##### Excerpt to read
Book Review: Hughes, C., (2025), Marketcrafters, Simon & Schuster
- Peter Lorange
- Sep 1
- 7 min read

This book provides the history of so-called marketcrafters who impacted US governments investments and regulations, presumably to the benefit of the economic performance of the US. Marketcraft is a practice of intentionally leading governmental efforts to organize and manage markets, so as to achieve particular social or political outcomes. Marketcrafters make use of governmental tools to pursue economic goals.
The author reports on various US leaders, starts some 100 years ago, and going up to President Trump’s second term. He is hoping that these case stories might lead to a new way of looking at the economic life we share. Free markets do not necessarily represent the best way to bring us prosperity and stability. Instead, policymakers have been spending many efforts to shape markets, to attempt to enhance social and political goals. These policymakers are the marketcrafters.
##########
##### Extracted entries
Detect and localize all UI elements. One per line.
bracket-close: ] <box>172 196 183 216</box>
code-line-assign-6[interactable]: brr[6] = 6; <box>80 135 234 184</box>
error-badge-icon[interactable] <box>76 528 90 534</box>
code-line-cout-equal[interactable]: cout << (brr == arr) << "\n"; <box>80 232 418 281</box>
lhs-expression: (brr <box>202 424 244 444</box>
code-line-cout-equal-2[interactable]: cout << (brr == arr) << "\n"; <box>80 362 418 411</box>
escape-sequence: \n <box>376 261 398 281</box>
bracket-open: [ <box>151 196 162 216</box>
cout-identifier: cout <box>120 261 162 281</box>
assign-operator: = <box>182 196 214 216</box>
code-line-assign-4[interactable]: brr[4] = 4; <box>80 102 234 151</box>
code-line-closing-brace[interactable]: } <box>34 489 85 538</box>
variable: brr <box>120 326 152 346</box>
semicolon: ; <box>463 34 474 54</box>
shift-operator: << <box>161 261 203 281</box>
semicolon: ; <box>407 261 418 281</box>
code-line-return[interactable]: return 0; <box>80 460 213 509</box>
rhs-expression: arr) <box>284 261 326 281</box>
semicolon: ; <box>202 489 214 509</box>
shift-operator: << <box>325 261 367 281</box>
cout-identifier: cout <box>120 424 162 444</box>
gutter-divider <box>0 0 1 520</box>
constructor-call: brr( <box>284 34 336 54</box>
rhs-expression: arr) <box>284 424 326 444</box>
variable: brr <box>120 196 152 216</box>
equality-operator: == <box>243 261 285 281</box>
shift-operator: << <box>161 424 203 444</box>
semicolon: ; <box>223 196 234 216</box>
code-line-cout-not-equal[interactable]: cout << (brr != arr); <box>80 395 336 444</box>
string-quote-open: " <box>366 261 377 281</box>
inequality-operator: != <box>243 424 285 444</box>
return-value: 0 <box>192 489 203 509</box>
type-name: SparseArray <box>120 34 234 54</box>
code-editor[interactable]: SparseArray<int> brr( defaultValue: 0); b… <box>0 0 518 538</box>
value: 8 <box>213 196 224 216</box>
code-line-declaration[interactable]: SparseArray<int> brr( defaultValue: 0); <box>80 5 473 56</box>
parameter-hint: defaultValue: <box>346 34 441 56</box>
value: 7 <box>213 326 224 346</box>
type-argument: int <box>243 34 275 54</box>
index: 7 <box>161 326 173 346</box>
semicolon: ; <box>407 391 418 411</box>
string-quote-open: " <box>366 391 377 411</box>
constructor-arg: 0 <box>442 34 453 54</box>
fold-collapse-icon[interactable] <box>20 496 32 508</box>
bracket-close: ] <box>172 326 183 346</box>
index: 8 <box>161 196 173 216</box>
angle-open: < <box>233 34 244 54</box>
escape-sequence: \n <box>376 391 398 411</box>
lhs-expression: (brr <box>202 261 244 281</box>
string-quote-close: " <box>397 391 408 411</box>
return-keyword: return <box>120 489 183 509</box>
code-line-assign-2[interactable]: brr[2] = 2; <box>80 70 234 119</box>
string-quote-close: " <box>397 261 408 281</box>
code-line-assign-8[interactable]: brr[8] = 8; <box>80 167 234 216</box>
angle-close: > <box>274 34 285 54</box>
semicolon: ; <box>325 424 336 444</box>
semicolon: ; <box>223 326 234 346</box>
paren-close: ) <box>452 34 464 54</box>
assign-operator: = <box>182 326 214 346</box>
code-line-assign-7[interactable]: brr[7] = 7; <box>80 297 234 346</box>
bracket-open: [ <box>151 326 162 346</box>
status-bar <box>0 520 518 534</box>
##########
**Objectives:**
- A) According to the book review, what do marketcrafters use to pursue economic goals?
- B) Write out the part of the book review starting with "Book Review: Hughes, C., (2025), Marketcrafters, Simon" and going on through "pursue economic goals.".
- C) Continue the book review on marketcrafters from the point where it stops.

**Task-by-task outputs:**
- A) Governmental tools.

- B)
Book Review: Hughes, C., (2025), Marketcrafters, Simon & Schuster
- Peter Lorange
- Sep 1
- 7 min read

This book provides the history of so-called marketcrafters who impacted US governments investments and regulations, presumably to the benefit of the economic performance of the US. Marketcraft is a practice of intentionally leading governmental efforts to organize and manage markets, so as to achieve particular social or political outcomes. Marketcrafters make use of governmental tools to pursue economic goals.

- C)
Are we talking about a totally different system than laissez-faire, such as centralized economic planning often prescribed is communistic regimes? This reviewer’s position is a clear no. The marketcrafting approach seems to deal with often relatively small governmental interventions in governmental systems that are largely open. Perhaps we might position this “new” approach as being somewhat “in-between”.
The book falls into four parts. The first section, Age of the New Deal, starts out with a discussion of Jesse Jones and his efforts to develop the Reconstruction Finance Corporation (RFC), that we perhaps might characterize as a national investment bank. But while RFC did indeed save many existing businesses during the large depression, it failed to spur economic growth.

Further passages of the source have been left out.